_EXTRACTED MATERIAL_.
<<<<

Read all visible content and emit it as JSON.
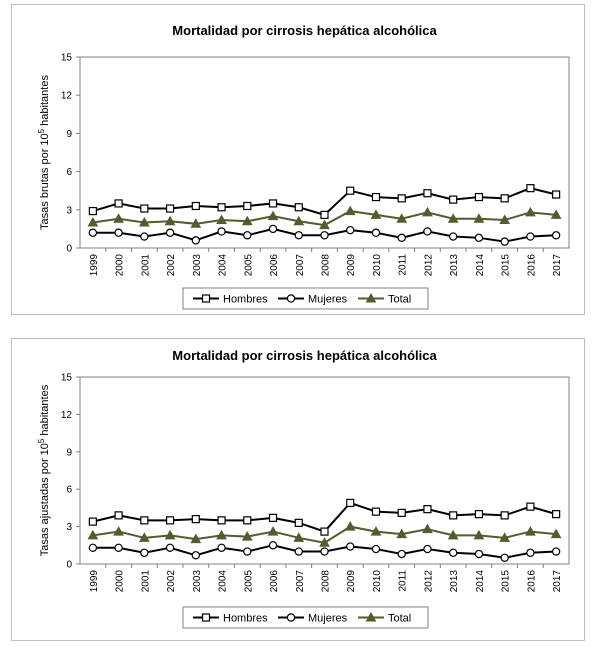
{
  "chart_data": [
    {
      "type": "line",
      "title": "Mortalidad por cirrosis hepática alcohólica",
      "ylabel_prefix": "Tasas brutas por 10",
      "ylabel_sup": "5",
      "ylabel_suffix": " habitantes",
      "xlabel": "",
      "ylim": [
        0,
        15
      ],
      "yticks": [
        "0",
        "3",
        "6",
        "9",
        "12",
        "15"
      ],
      "grid": false,
      "legend": "bottom",
      "categories": [
        "1999",
        "2000",
        "2001",
        "2002",
        "2003",
        "2004",
        "2005",
        "2006",
        "2007",
        "2008",
        "2009",
        "2010",
        "2011",
        "2012",
        "2013",
        "2014",
        "2015",
        "2016",
        "2017"
      ],
      "series": [
        {
          "name": "Hombres",
          "marker": "square",
          "color": "#000000",
          "values": [
            2.9,
            3.5,
            3.1,
            3.1,
            3.3,
            3.2,
            3.3,
            3.5,
            3.2,
            2.6,
            4.5,
            4.0,
            3.9,
            4.3,
            3.8,
            4.0,
            3.9,
            4.7,
            4.2
          ]
        },
        {
          "name": "Mujeres",
          "marker": "circle",
          "color": "#000000",
          "values": [
            1.2,
            1.2,
            0.9,
            1.2,
            0.6,
            1.3,
            1.0,
            1.5,
            1.0,
            1.0,
            1.4,
            1.2,
            0.8,
            1.3,
            0.9,
            0.8,
            0.5,
            0.9,
            1.0
          ]
        },
        {
          "name": "Total",
          "marker": "triangle",
          "color": "#4f5d2f",
          "values": [
            2.0,
            2.3,
            2.0,
            2.1,
            1.9,
            2.2,
            2.1,
            2.5,
            2.1,
            1.8,
            2.9,
            2.6,
            2.3,
            2.8,
            2.3,
            2.3,
            2.2,
            2.8,
            2.6
          ]
        }
      ]
    },
    {
      "type": "line",
      "title": "Mortalidad por cirrosis hepática alcohólica",
      "ylabel_prefix": "Tasas ajustadas por 10",
      "ylabel_sup": "5",
      "ylabel_suffix": " habitantes",
      "xlabel": "",
      "ylim": [
        0,
        15
      ],
      "yticks": [
        "0",
        "3",
        "6",
        "9",
        "12",
        "15"
      ],
      "grid": false,
      "legend": "bottom",
      "categories": [
        "1999",
        "2000",
        "2001",
        "2002",
        "2003",
        "2004",
        "2005",
        "2006",
        "2007",
        "2008",
        "2009",
        "2010",
        "2011",
        "2012",
        "2013",
        "2014",
        "2015",
        "2016",
        "2017"
      ],
      "series": [
        {
          "name": "Hombres",
          "marker": "square",
          "color": "#000000",
          "values": [
            3.4,
            3.9,
            3.5,
            3.5,
            3.6,
            3.5,
            3.5,
            3.7,
            3.3,
            2.6,
            4.9,
            4.2,
            4.1,
            4.4,
            3.9,
            4.0,
            3.9,
            4.6,
            4.0
          ]
        },
        {
          "name": "Mujeres",
          "marker": "circle",
          "color": "#000000",
          "values": [
            1.3,
            1.3,
            0.9,
            1.3,
            0.7,
            1.3,
            1.0,
            1.5,
            1.0,
            1.0,
            1.4,
            1.2,
            0.8,
            1.2,
            0.9,
            0.8,
            0.5,
            0.9,
            1.0
          ]
        },
        {
          "name": "Total",
          "marker": "triangle",
          "color": "#4f5d2f",
          "values": [
            2.3,
            2.6,
            2.1,
            2.3,
            2.0,
            2.3,
            2.2,
            2.6,
            2.1,
            1.7,
            3.0,
            2.6,
            2.4,
            2.8,
            2.3,
            2.3,
            2.1,
            2.6,
            2.4
          ]
        }
      ]
    }
  ]
}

>>>>

_GIVEN REQUEST_. Quote the records in full and exactly; skip any image.

_FULL SOLUTION_.
Read all visible content and emit it as JSON.
{
  "chart_data": [
    {
      "type": "line",
      "title": "Mortalidad por cirrosis hepática alcohólica",
      "ylabel_prefix": "Tasas brutas por 10",
      "ylabel_sup": "5",
      "ylabel_suffix": " habitantes",
      "xlabel": "",
      "ylim": [
        0,
        15
      ],
      "yticks": [
        "0",
        "3",
        "6",
        "9",
        "12",
        "15"
      ],
      "grid": false,
      "legend": "bottom",
      "categories": [
        "1999",
        "2000",
        "2001",
        "2002",
        "2003",
        "2004",
        "2005",
        "2006",
        "2007",
        "2008",
        "2009",
        "2010",
        "2011",
        "2012",
        "2013",
        "2014",
        "2015",
        "2016",
        "2017"
      ],
      "series": [
        {
          "name": "Hombres",
          "marker": "square",
          "color": "#000000",
          "values": [
            2.9,
            3.5,
            3.1,
            3.1,
            3.3,
            3.2,
            3.3,
            3.5,
            3.2,
            2.6,
            4.5,
            4.0,
            3.9,
            4.3,
            3.8,
            4.0,
            3.9,
            4.7,
            4.2
          ]
        },
        {
          "name": "Mujeres",
          "marker": "circle",
          "color": "#000000",
          "values": [
            1.2,
            1.2,
            0.9,
            1.2,
            0.6,
            1.3,
            1.0,
            1.5,
            1.0,
            1.0,
            1.4,
            1.2,
            0.8,
            1.3,
            0.9,
            0.8,
            0.5,
            0.9,
            1.0
          ]
        },
        {
          "name": "Total",
          "marker": "triangle",
          "color": "#4f5d2f",
          "values": [
            2.0,
            2.3,
            2.0,
            2.1,
            1.9,
            2.2,
            2.1,
            2.5,
            2.1,
            1.8,
            2.9,
            2.6,
            2.3,
            2.8,
            2.3,
            2.3,
            2.2,
            2.8,
            2.6
          ]
        }
      ]
    },
    {
      "type": "line",
      "title": "Mortalidad por cirrosis hepática alcohólica",
      "ylabel_prefix": "Tasas ajustadas por 10",
      "ylabel_sup": "5",
      "ylabel_suffix": " habitantes",
      "xlabel": "",
      "ylim": [
        0,
        15
      ],
      "yticks": [
        "0",
        "3",
        "6",
        "9",
        "12",
        "15"
      ],
      "grid": false,
      "legend": "bottom",
      "categories": [
        "1999",
        "2000",
        "2001",
        "2002",
        "2003",
        "2004",
        "2005",
        "2006",
        "2007",
        "2008",
        "2009",
        "2010",
        "2011",
        "2012",
        "2013",
        "2014",
        "2015",
        "2016",
        "2017"
      ],
      "series": [
        {
          "name": "Hombres",
          "marker": "square",
          "color": "#000000",
          "values": [
            3.4,
            3.9,
            3.5,
            3.5,
            3.6,
            3.5,
            3.5,
            3.7,
            3.3,
            2.6,
            4.9,
            4.2,
            4.1,
            4.4,
            3.9,
            4.0,
            3.9,
            4.6,
            4.0
          ]
        },
        {
          "name": "Mujeres",
          "marker": "circle",
          "color": "#000000",
          "values": [
            1.3,
            1.3,
            0.9,
            1.3,
            0.7,
            1.3,
            1.0,
            1.5,
            1.0,
            1.0,
            1.4,
            1.2,
            0.8,
            1.2,
            0.9,
            0.8,
            0.5,
            0.9,
            1.0
          ]
        },
        {
          "name": "Total",
          "marker": "triangle",
          "color": "#4f5d2f",
          "values": [
            2.3,
            2.6,
            2.1,
            2.3,
            2.0,
            2.3,
            2.2,
            2.6,
            2.1,
            1.7,
            3.0,
            2.6,
            2.4,
            2.8,
            2.3,
            2.3,
            2.1,
            2.6,
            2.4
          ]
        }
      ]
    }
  ]
}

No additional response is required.